Anmerkungen zu Bildbereichen:
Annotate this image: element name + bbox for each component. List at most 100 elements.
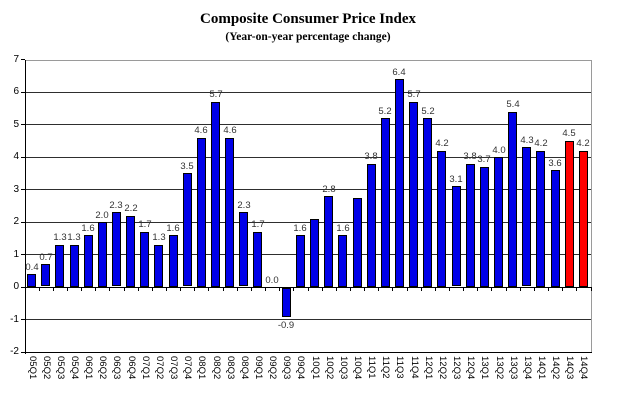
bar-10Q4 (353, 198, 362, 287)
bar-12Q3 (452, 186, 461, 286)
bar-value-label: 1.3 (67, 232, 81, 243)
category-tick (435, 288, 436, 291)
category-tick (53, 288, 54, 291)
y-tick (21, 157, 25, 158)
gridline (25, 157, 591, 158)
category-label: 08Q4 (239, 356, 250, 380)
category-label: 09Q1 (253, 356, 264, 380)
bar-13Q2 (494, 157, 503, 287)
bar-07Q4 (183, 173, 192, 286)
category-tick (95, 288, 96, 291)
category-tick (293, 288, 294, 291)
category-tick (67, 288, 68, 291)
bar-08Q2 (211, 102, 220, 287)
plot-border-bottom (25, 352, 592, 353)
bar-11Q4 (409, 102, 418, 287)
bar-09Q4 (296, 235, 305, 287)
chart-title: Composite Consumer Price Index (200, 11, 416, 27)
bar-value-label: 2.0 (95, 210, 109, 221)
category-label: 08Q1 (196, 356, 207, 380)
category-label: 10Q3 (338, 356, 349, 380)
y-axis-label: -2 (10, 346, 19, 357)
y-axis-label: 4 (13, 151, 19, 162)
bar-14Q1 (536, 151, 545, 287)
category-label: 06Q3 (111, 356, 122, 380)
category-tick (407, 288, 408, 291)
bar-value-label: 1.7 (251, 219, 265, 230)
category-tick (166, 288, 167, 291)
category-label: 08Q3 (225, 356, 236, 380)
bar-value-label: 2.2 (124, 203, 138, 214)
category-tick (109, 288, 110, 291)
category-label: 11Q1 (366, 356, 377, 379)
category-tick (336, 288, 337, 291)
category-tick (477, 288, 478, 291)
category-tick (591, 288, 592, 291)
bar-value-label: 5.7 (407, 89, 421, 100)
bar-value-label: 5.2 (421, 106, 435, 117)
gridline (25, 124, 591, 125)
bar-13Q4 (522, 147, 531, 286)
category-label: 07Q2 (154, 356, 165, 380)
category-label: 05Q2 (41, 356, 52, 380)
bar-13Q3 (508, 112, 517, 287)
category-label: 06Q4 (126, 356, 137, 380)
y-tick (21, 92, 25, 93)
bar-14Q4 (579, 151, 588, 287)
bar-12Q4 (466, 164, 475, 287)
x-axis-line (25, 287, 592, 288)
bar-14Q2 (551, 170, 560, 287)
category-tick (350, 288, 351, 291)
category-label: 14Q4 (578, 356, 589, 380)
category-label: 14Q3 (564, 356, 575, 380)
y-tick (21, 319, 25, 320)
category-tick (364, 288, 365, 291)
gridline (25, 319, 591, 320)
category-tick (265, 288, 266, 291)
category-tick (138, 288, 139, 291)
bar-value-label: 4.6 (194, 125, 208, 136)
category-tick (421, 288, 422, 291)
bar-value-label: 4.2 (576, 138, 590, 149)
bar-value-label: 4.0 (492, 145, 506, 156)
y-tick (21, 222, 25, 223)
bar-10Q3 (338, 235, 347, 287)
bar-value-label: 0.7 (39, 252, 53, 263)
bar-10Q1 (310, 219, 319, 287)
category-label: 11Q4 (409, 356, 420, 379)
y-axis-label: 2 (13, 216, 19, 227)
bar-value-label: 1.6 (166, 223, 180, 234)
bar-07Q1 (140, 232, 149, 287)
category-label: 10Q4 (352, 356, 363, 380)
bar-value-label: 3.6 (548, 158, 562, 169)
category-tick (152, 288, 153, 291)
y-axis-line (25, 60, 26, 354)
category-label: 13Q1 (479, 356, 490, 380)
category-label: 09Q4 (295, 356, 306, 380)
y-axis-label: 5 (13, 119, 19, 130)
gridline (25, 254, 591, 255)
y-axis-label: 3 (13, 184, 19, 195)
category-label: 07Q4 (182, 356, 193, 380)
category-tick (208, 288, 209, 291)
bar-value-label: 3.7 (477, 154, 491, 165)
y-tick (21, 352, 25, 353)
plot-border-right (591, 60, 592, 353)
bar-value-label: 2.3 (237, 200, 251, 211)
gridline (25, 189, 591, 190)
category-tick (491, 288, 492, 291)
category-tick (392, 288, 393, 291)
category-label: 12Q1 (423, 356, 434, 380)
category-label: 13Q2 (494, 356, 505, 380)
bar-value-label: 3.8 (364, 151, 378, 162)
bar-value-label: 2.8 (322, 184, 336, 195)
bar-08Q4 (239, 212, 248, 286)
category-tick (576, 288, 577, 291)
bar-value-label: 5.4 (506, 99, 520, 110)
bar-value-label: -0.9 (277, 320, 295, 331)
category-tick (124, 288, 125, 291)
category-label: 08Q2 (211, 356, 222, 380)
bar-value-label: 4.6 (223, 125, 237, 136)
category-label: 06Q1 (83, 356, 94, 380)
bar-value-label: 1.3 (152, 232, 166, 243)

**Ziel**. Benenne in allen Daten „gridline“ in „grid-line“ um und gib die Zeilen sonst unverändert wieder. Die Bilder lässt du dabei weg.

**Ergebnis**.
Annotate this image: element name + bbox for each component. List at most 100 elements.
bar-10Q4 (353, 198, 362, 287)
bar-12Q3 (452, 186, 461, 286)
bar-value-label: 1.3 (67, 232, 81, 243)
category-tick (435, 288, 436, 291)
category-tick (53, 288, 54, 291)
y-tick (21, 157, 25, 158)
grid-line (25, 157, 591, 158)
category-label: 08Q4 (239, 356, 250, 380)
category-label: 09Q1 (253, 356, 264, 380)
bar-13Q2 (494, 157, 503, 287)
bar-07Q4 (183, 173, 192, 286)
category-tick (95, 288, 96, 291)
category-tick (293, 288, 294, 291)
category-tick (67, 288, 68, 291)
bar-08Q2 (211, 102, 220, 287)
plot-border-bottom (25, 352, 592, 353)
bar-11Q4 (409, 102, 418, 287)
bar-09Q4 (296, 235, 305, 287)
chart-title: Composite Consumer Price Index (200, 11, 416, 27)
bar-value-label: 2.0 (95, 210, 109, 221)
category-label: 08Q1 (196, 356, 207, 380)
category-label: 10Q3 (338, 356, 349, 380)
y-axis-label: -2 (10, 346, 19, 357)
y-axis-label: 4 (13, 151, 19, 162)
bar-14Q1 (536, 151, 545, 287)
category-label: 06Q3 (111, 356, 122, 380)
category-tick (407, 288, 408, 291)
bar-value-label: 1.7 (251, 219, 265, 230)
category-tick (166, 288, 167, 291)
category-label: 08Q3 (225, 356, 236, 380)
bar-value-label: 2.2 (124, 203, 138, 214)
category-tick (109, 288, 110, 291)
category-label: 11Q1 (366, 356, 377, 379)
category-tick (336, 288, 337, 291)
category-tick (477, 288, 478, 291)
category-tick (591, 288, 592, 291)
bar-value-label: 5.7 (407, 89, 421, 100)
bar-value-label: 5.2 (421, 106, 435, 117)
grid-line (25, 124, 591, 125)
bar-13Q4 (522, 147, 531, 286)
category-label: 07Q2 (154, 356, 165, 380)
category-label: 05Q2 (41, 356, 52, 380)
bar-13Q3 (508, 112, 517, 287)
category-label: 06Q4 (126, 356, 137, 380)
y-tick (21, 92, 25, 93)
bar-14Q4 (579, 151, 588, 287)
bar-12Q4 (466, 164, 475, 287)
x-axis-line (25, 287, 592, 288)
bar-14Q2 (551, 170, 560, 287)
category-tick (350, 288, 351, 291)
category-label: 14Q4 (578, 356, 589, 380)
category-label: 14Q3 (564, 356, 575, 380)
y-tick (21, 319, 25, 320)
category-tick (364, 288, 365, 291)
grid-line (25, 319, 591, 320)
category-tick (265, 288, 266, 291)
category-tick (138, 288, 139, 291)
bar-value-label: 4.6 (194, 125, 208, 136)
category-tick (421, 288, 422, 291)
bar-value-label: 4.2 (576, 138, 590, 149)
bar-value-label: 4.0 (492, 145, 506, 156)
y-tick (21, 222, 25, 223)
bar-10Q3 (338, 235, 347, 287)
bar-value-label: 0.7 (39, 252, 53, 263)
bar-10Q1 (310, 219, 319, 287)
category-label: 11Q4 (409, 356, 420, 379)
y-axis-label: 2 (13, 216, 19, 227)
bar-value-label: 1.6 (166, 223, 180, 234)
bar-07Q1 (140, 232, 149, 287)
category-label: 10Q4 (352, 356, 363, 380)
bar-value-label: 3.6 (548, 158, 562, 169)
category-tick (152, 288, 153, 291)
y-axis-line (25, 60, 26, 354)
category-label: 13Q1 (479, 356, 490, 380)
category-label: 09Q4 (295, 356, 306, 380)
y-axis-label: 5 (13, 119, 19, 130)
grid-line (25, 254, 591, 255)
y-axis-label: 3 (13, 184, 19, 195)
category-label: 07Q4 (182, 356, 193, 380)
category-tick (208, 288, 209, 291)
bar-value-label: 3.7 (477, 154, 491, 165)
y-tick (21, 352, 25, 353)
plot-border-right (591, 60, 592, 353)
bar-value-label: 2.3 (237, 200, 251, 211)
grid-line (25, 189, 591, 190)
category-tick (491, 288, 492, 291)
category-tick (392, 288, 393, 291)
category-label: 12Q1 (423, 356, 434, 380)
category-label: 13Q2 (494, 356, 505, 380)
bar-value-label: 3.8 (364, 151, 378, 162)
bar-value-label: 2.8 (322, 184, 336, 195)
bar-08Q4 (239, 212, 248, 286)
category-tick (576, 288, 577, 291)
bar-value-label: 5.4 (506, 99, 520, 110)
bar-value-label: -0.9 (277, 320, 295, 331)
category-tick (124, 288, 125, 291)
category-label: 08Q2 (211, 356, 222, 380)
bar-value-label: 4.6 (223, 125, 237, 136)
category-label: 06Q1 (83, 356, 94, 380)
bar-value-label: 1.3 (152, 232, 166, 243)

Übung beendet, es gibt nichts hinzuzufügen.